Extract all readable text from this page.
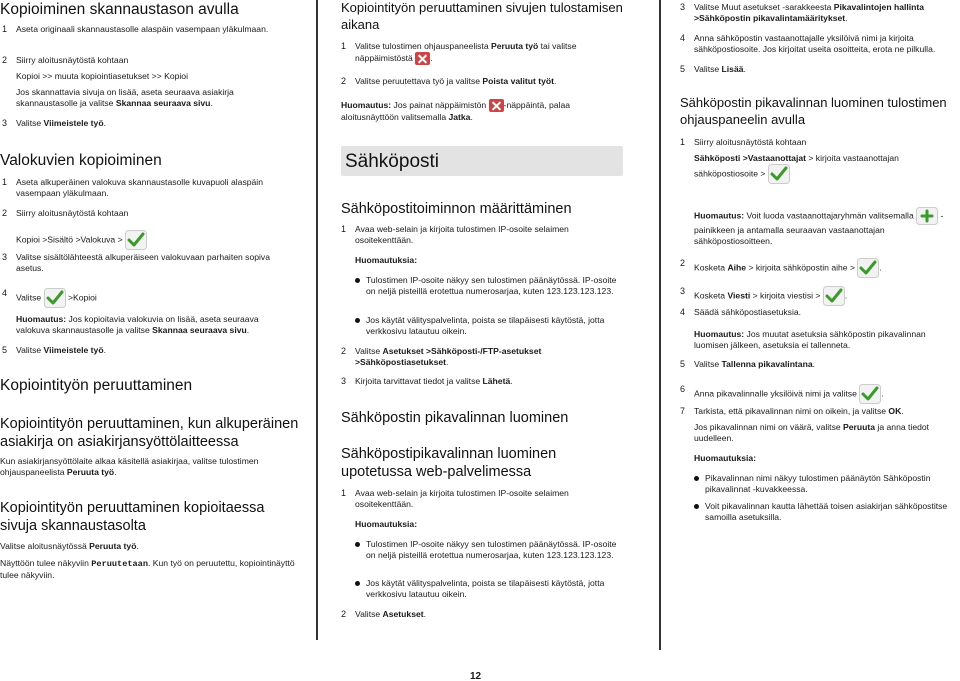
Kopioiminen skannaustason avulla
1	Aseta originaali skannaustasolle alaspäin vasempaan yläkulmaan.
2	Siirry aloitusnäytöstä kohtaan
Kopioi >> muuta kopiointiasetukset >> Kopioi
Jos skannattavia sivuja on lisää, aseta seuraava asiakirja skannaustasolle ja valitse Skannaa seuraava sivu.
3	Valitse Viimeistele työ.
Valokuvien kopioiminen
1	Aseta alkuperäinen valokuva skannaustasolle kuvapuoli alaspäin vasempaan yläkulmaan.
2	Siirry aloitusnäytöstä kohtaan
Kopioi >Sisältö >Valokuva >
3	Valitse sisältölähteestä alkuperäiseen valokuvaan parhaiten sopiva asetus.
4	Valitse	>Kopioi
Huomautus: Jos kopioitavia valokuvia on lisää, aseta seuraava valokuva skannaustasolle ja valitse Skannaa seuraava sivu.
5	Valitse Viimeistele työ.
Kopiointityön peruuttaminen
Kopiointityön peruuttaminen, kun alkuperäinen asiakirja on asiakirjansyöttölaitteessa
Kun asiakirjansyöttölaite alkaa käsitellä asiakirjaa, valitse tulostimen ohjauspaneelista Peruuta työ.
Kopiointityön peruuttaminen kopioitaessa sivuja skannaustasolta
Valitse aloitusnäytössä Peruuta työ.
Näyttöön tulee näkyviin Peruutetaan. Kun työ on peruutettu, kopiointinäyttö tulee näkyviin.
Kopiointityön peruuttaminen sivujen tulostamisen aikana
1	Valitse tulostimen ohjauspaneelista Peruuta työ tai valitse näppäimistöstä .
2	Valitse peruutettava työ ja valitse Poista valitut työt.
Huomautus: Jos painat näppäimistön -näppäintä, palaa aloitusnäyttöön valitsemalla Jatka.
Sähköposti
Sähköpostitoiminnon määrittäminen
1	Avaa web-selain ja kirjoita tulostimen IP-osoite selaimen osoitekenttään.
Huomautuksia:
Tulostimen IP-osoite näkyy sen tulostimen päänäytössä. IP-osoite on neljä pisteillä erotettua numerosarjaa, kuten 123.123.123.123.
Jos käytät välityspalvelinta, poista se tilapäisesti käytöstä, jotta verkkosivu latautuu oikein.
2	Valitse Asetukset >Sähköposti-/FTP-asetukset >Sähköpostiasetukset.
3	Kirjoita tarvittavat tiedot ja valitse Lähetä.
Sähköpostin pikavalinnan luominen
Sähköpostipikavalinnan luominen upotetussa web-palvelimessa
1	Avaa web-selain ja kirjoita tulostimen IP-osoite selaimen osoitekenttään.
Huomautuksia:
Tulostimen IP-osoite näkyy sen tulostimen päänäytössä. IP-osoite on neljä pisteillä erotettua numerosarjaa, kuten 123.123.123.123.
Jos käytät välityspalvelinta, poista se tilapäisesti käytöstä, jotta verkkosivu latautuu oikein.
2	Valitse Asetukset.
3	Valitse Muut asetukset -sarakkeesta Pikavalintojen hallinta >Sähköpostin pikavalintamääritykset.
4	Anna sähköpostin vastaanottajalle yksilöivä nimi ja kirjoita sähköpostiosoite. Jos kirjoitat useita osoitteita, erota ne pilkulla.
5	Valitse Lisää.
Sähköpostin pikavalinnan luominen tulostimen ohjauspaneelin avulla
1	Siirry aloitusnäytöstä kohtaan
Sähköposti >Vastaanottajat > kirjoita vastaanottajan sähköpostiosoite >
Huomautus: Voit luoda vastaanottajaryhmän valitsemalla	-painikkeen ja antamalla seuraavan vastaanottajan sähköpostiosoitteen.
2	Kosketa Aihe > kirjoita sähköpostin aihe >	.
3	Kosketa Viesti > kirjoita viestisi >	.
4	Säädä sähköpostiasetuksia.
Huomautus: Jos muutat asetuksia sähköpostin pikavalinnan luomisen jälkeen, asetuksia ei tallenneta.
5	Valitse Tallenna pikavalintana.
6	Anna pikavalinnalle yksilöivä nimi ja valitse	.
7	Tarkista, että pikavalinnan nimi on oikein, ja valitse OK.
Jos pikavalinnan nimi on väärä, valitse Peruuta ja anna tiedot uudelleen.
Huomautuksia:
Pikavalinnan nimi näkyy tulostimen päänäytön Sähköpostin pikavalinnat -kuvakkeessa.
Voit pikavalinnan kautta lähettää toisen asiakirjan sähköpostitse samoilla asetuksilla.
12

◇ ◇ ◇ ◇ ◇ ◇ ◇

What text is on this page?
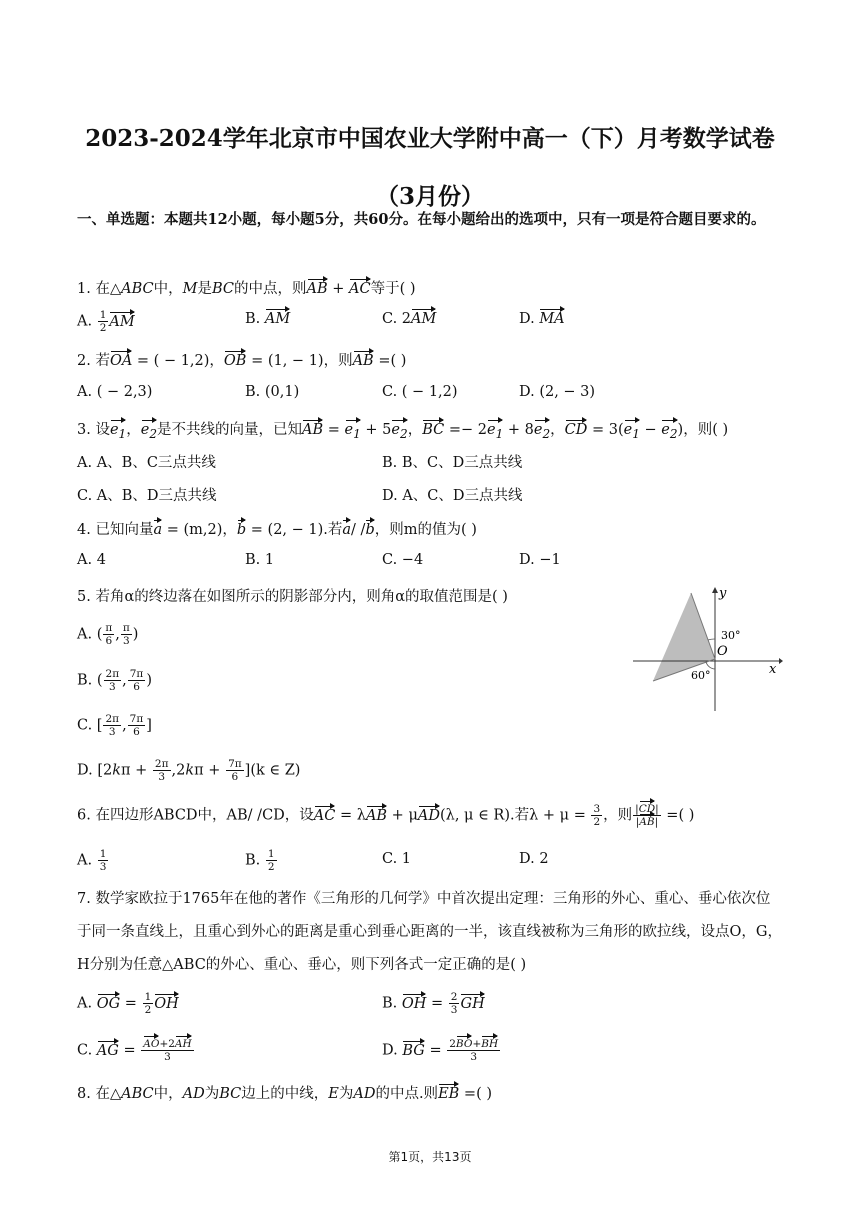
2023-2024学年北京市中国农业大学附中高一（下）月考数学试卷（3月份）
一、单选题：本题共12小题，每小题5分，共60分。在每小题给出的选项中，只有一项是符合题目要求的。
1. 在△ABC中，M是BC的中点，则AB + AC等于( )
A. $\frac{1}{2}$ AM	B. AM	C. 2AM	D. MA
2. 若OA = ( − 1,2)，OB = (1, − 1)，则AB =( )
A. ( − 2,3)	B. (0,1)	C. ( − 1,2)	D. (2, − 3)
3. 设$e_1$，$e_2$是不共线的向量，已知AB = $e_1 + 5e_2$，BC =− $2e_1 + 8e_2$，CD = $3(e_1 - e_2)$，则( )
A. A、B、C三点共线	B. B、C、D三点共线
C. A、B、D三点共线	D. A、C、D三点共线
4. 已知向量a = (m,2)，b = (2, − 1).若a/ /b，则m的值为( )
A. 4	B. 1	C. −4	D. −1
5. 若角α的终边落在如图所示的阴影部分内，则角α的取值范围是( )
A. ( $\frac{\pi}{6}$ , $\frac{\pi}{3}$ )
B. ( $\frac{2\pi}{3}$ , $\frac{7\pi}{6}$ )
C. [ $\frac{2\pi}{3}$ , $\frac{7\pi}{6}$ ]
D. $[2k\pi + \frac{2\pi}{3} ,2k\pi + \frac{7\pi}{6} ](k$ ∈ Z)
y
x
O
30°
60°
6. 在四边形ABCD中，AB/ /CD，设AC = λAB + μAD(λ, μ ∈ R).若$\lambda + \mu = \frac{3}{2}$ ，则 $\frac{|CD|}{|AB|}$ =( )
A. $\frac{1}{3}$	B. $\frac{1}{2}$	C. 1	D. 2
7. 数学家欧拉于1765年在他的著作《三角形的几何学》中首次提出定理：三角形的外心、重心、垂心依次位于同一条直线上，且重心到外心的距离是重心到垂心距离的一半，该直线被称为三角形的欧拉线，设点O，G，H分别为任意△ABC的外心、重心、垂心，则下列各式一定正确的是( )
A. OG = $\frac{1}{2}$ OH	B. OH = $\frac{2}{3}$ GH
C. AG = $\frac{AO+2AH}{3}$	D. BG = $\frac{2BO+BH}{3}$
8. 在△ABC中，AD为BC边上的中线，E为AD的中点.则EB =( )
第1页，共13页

◇ ◇ ◇ ◇ ◇ ◇ ◇

TASK PROMPT -
Count each line of the entries that holds the word "tiedot", then state the total and nothing more.

COMPLETED TASK -
2